▶ [STATED GOAL]: Could you extract every entry below and reproduce it exactly?

▶ [RECORDS FOR THIS EXERCISE]:
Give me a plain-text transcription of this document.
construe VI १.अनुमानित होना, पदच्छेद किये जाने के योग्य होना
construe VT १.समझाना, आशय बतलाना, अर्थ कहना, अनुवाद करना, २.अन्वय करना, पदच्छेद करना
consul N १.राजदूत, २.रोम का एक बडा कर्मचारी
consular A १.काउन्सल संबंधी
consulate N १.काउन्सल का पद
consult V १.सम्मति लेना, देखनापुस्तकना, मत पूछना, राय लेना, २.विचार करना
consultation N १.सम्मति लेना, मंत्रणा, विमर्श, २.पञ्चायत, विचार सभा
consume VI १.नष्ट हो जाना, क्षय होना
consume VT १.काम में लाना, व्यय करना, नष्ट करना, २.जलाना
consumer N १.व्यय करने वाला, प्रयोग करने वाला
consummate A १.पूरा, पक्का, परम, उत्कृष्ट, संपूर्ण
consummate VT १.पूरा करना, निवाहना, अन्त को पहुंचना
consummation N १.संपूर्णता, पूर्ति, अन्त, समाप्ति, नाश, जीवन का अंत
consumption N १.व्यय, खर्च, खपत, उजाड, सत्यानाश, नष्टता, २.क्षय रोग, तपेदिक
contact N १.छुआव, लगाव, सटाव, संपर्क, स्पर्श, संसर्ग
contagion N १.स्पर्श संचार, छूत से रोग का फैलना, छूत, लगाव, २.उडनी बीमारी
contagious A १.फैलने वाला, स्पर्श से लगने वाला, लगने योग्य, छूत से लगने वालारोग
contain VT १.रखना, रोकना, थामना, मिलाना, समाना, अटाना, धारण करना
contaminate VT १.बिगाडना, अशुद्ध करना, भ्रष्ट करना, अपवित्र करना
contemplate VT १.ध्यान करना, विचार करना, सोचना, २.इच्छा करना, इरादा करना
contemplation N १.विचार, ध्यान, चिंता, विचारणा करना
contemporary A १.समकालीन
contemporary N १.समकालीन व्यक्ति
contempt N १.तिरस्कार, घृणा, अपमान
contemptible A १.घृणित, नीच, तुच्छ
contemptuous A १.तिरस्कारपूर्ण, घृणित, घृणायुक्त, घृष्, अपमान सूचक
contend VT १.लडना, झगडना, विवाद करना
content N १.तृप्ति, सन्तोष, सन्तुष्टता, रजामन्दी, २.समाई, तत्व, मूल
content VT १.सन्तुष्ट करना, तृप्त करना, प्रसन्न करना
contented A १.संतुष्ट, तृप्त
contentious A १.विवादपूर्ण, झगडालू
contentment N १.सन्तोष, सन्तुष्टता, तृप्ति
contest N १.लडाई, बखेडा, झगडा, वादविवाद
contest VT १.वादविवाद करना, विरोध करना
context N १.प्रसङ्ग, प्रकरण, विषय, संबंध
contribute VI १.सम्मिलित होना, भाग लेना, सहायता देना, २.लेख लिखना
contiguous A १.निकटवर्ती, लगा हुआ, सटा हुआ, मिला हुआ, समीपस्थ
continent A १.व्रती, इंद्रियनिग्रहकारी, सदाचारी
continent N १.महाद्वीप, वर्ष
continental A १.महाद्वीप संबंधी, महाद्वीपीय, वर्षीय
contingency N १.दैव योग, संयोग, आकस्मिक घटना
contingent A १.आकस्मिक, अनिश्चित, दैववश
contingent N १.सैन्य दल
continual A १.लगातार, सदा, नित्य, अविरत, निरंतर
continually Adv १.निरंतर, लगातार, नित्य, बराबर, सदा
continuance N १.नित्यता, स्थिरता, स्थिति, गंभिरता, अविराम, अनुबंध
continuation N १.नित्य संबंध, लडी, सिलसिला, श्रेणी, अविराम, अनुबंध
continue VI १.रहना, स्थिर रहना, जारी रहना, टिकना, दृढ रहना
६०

▶ [ANSWER TO THE TASK]:
Give me a plain-text transcription of this document.
construe VI १.अनुमानित होना, पदच्छेद किये जाने के योग्य होना
construe VT १.समझाना, आशय बतलाना, अर्थ कहना, अनुवाद करना, २.अन्वय करना, पदच्छेद करना
consul N १.राजदूत, २.रोम का एक बडा कर्मचारी
consular A १.काउन्सल संबंधी
consulate N १.काउन्सल का पद
consult V १.सम्मति लेना, देखनापुस्तकना, मत पूछना, राय लेना, २.विचार करना
consultation N १.सम्मति लेना, मंत्रणा, विमर्श, २.पञ्चायत, विचार सभा
consume VI १.नष्ट हो जाना, क्षय होना
consume VT १.काम में लाना, व्यय करना, नष्ट करना, २.जलाना
consumer N १.व्यय करने वाला, प्रयोग करने वाला
consummate A १.पूरा, पक्का, परम, उत्कृष्ट, संपूर्ण
consummate VT १.पूरा करना, निवाहना, अन्त को पहुंचना
consummation N १.संपूर्णता, पूर्ति, अन्त, समाप्ति, नाश, जीवन का अंत
consumption N १.व्यय, खर्च, खपत, उजाड, सत्यानाश, नष्टता, २.क्षय रोग, तपेदिक
contact N १.छुआव, लगाव, सटाव, संपर्क, स्पर्श, संसर्ग
contagion N १.स्पर्श संचार, छूत से रोग का फैलना, छूत, लगाव, २.उडनी बीमारी
contagious A १.फैलने वाला, स्पर्श से लगने वाला, लगने योग्य, छूत से लगने वालारोग
contain VT १.रखना, रोकना, थामना, मिलाना, समाना, अटाना, धारण करना
contaminate VT १.बिगाडना, अशुद्ध करना, भ्रष्ट करना, अपवित्र करना
contemplate VT १.ध्यान करना, विचार करना, सोचना, २.इच्छा करना, इरादा करना
contemplation N १.विचार, ध्यान, चिंता, विचारणा करना
contemporary A १.समकालीन
contemporary N १.समकालीन व्यक्ति
contempt N १.तिरस्कार, घृणा, अपमान
contemptible A १.घृणित, नीच, तुच्छ
contemptuous A १.तिरस्कारपूर्ण, घृणित, घृणायुक्त, घृष्, अपमान सूचक
contend VT १.लडना, झगडना, विवाद करना
content N १.तृप्ति, सन्तोष, सन्तुष्टता, रजामन्दी, २.समाई, तत्व, मूल
content VT १.सन्तुष्ट करना, तृप्त करना, प्रसन्न करना
contented A १.संतुष्ट, तृप्त
contentious A १.विवादपूर्ण, झगडालू
contentment N १.सन्तोष, सन्तुष्टता, तृप्ति
contest N १.लडाई, बखेडा, झगडा, वादविवाद
contest VT १.वादविवाद करना, विरोध करना
context N १.प्रसङ्ग, प्रकरण, विषय, संबंध
contribute VI १.सम्मिलित होना, भाग लेना, सहायता देना, २.लेख लिखना
contiguous A १.निकटवर्ती, लगा हुआ, सटा हुआ, मिला हुआ, समीपस्थ
continent A १.व्रती, इंद्रियनिग्रहकारी, सदाचारी
continent N १.महाद्वीप, वर्ष
continental A १.महाद्वीप संबंधी, महाद्वीपीय, वर्षीय
contingency N १.दैव योग, संयोग, आकस्मिक घटना
contingent A १.आकस्मिक, अनिश्चित, दैववश
contingent N १.सैन्य दल
continual A १.लगातार, सदा, नित्य, अविरत, निरंतर
continually Adv १.निरंतर, लगातार, नित्य, बराबर, सदा
continuance N १.नित्यता, स्थिरता, स्थिति, गंभिरता, अविराम, अनुबंध
continuation N १.नित्य संबंध, लडी, सिलसिला, श्रेणी, अविराम, अनुबंध
continue VI १.रहना, स्थिर रहना, जारी रहना, टिकना, दृढ रहना
६०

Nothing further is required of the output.